Work to do: Output the material below in full, exactly as it is.

··· Material for this task

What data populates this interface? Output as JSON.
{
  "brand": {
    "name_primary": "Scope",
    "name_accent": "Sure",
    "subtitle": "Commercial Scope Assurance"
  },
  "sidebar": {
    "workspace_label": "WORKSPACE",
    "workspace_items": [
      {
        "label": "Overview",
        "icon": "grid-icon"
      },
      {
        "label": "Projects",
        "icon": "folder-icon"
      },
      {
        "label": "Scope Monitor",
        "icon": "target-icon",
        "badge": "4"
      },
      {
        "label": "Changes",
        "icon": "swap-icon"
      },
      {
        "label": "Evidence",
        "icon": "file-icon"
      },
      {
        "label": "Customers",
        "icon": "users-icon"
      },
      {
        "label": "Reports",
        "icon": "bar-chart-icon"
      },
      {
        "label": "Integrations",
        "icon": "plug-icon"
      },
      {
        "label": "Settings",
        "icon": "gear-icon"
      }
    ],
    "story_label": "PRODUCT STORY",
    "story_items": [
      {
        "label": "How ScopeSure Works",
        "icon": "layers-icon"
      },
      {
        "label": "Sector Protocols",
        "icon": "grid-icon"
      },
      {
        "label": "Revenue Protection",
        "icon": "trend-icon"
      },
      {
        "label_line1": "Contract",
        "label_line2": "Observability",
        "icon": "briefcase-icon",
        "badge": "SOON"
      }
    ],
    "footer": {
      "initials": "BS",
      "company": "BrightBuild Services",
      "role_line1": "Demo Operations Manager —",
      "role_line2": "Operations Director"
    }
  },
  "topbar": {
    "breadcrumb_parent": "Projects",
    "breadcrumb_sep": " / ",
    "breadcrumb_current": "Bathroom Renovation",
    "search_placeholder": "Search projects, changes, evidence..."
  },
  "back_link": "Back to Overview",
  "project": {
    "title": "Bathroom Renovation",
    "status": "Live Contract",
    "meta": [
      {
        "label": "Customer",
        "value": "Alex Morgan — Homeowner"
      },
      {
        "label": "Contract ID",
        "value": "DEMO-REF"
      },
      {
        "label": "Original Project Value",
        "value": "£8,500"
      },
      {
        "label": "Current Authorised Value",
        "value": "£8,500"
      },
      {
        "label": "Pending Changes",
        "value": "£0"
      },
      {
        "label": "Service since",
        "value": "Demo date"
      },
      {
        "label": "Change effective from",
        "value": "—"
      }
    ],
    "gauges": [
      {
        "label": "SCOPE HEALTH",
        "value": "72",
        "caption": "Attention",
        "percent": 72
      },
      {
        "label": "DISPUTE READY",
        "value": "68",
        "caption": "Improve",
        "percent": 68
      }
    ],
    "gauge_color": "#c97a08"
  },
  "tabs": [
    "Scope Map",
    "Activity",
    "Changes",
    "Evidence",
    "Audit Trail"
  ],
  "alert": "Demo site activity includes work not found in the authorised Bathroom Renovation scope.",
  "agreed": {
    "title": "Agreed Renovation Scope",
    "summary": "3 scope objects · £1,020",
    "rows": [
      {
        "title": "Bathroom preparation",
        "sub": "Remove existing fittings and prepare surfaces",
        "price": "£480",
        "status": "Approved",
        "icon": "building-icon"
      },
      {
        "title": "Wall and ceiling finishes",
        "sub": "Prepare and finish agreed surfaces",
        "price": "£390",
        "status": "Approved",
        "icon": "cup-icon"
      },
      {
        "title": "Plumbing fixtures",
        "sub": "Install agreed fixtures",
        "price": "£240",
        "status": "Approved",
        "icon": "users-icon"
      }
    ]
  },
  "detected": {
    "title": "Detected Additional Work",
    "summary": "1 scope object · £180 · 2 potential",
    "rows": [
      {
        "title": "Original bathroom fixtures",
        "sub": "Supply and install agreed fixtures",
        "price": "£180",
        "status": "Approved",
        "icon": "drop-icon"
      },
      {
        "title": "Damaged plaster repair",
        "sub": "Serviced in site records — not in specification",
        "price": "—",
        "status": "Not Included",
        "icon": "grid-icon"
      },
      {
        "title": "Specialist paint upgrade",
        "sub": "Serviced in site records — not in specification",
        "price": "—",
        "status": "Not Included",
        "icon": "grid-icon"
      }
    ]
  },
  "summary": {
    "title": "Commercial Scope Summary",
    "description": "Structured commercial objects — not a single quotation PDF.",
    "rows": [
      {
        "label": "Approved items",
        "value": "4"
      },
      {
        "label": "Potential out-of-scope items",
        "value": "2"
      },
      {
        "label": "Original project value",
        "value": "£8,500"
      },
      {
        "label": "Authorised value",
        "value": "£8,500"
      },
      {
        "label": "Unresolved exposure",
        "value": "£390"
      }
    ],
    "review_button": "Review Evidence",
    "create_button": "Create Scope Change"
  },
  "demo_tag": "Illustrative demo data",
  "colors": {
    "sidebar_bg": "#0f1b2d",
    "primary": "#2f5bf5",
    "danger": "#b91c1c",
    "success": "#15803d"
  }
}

······

Written response:
What data populates this interface? Output as JSON.
{
  "brand": {
    "name_primary": "Scope",
    "name_accent": "Sure",
    "subtitle": "Commercial Scope Assurance"
  },
  "sidebar": {
    "workspace_label": "WORKSPACE",
    "workspace_items": [
      {
        "label": "Overview",
        "icon": "grid-icon"
      },
      {
        "label": "Projects",
        "icon": "folder-icon"
      },
      {
        "label": "Scope Monitor",
        "icon": "target-icon",
        "badge": "4"
      },
      {
        "label": "Changes",
        "icon": "swap-icon"
      },
      {
        "label": "Evidence",
        "icon": "file-icon"
      },
      {
        "label": "Customers",
        "icon": "users-icon"
      },
      {
        "label": "Reports",
        "icon": "bar-chart-icon"
      },
      {
        "label": "Integrations",
        "icon": "plug-icon"
      },
      {
        "label": "Settings",
        "icon": "gear-icon"
      }
    ],
    "story_label": "PRODUCT STORY",
    "story_items": [
      {
        "label": "How ScopeSure Works",
        "icon": "layers-icon"
      },
      {
        "label": "Sector Protocols",
        "icon": "grid-icon"
      },
      {
        "label": "Revenue Protection",
        "icon": "trend-icon"
      },
      {
        "label_line1": "Contract",
        "label_line2": "Observability",
        "icon": "briefcase-icon",
        "badge": "SOON"
      }
    ],
    "footer": {
      "initials": "BS",
      "company": "BrightBuild Services",
      "role_line1": "Demo Operations Manager —",
      "role_line2": "Operations Director"
    }
  },
  "topbar": {
    "breadcrumb_parent": "Projects",
    "breadcrumb_sep": " / ",
    "breadcrumb_current": "Bathroom Renovation",
    "search_placeholder": "Search projects, changes, evidence..."
  },
  "back_link": "Back to Overview",
  "project": {
    "title": "Bathroom Renovation",
    "status": "Live Contract",
    "meta": [
      {
        "label": "Customer",
        "value": "Alex Morgan — Homeowner"
      },
      {
        "label": "Contract ID",
        "value": "DEMO-REF"
      },
      {
        "label": "Original Project Value",
        "value": "£8,500"
      },
      {
        "label": "Current Authorised Value",
        "value": "£8,500"
      },
      {
        "label": "Pending Changes",
        "value": "£0"
      },
      {
        "label": "Service since",
        "value": "Demo date"
      },
      {
        "label": "Change effective from",
        "value": "—"
      }
    ],
    "gauges": [
      {
        "label": "SCOPE HEALTH",
        "value": "72",
        "caption": "Attention",
        "percent": 72
      },
      {
        "label": "DISPUTE READY",
        "value": "68",
        "caption": "Improve",
        "percent": 68
      }
    ],
    "gauge_color": "#c97a08"
  },
  "tabs": [
    "Scope Map",
    "Activity",
    "Changes",
    "Evidence",
    "Audit Trail"
  ],
  "alert": "Demo site activity includes work not found in the authorised Bathroom Renovation scope.",
  "agreed": {
    "title": "Agreed Renovation Scope",
    "summary": "3 scope objects · £1,020",
    "rows": [
      {
        "title": "Bathroom preparation",
        "sub": "Remove existing fittings and prepare surfaces",
        "price": "£480",
        "status": "Approved",
        "icon": "building-icon"
      },
      {
        "title": "Wall and ceiling finishes",
        "sub": "Prepare and finish agreed surfaces",
        "price": "£390",
        "status": "Approved",
        "icon": "cup-icon"
      },
      {
        "title": "Plumbing fixtures",
        "sub": "Install agreed fixtures",
        "price": "£240",
        "status": "Approved",
        "icon": "users-icon"
      }
    ]
  },
  "detected": {
    "title": "Detected Additional Work",
    "summary": "1 scope object · £180 · 2 potential",
    "rows": [
      {
        "title": "Original bathroom fixtures",
        "sub": "Supply and install agreed fixtures",
        "price": "£180",
        "status": "Approved",
        "icon": "drop-icon"
      },
      {
        "title": "Damaged plaster repair",
        "sub": "Serviced in site records — not in specification",
        "price": "—",
        "status": "Not Included",
        "icon": "grid-icon"
      },
      {
        "title": "Specialist paint upgrade",
        "sub": "Serviced in site records — not in specification",
        "price": "—",
        "status": "Not Included",
        "icon": "grid-icon"
      }
    ]
  },
  "summary": {
    "title": "Commercial Scope Summary",
    "description": "Structured commercial objects — not a single quotation PDF.",
    "rows": [
      {
        "label": "Approved items",
        "value": "4"
      },
      {
        "label": "Potential out-of-scope items",
        "value": "2"
      },
      {
        "label": "Original project value",
        "value": "£8,500"
      },
      {
        "label": "Authorised value",
        "value": "£8,500"
      },
      {
        "label": "Unresolved exposure",
        "value": "£390"
      }
    ],
    "review_button": "Review Evidence",
    "create_button": "Create Scope Change"
  },
  "demo_tag": "Illustrative demo data",
  "colors": {
    "sidebar_bg": "#0f1b2d",
    "primary": "#2f5bf5",
    "danger": "#b91c1c",
    "success": "#15803d"
  }
}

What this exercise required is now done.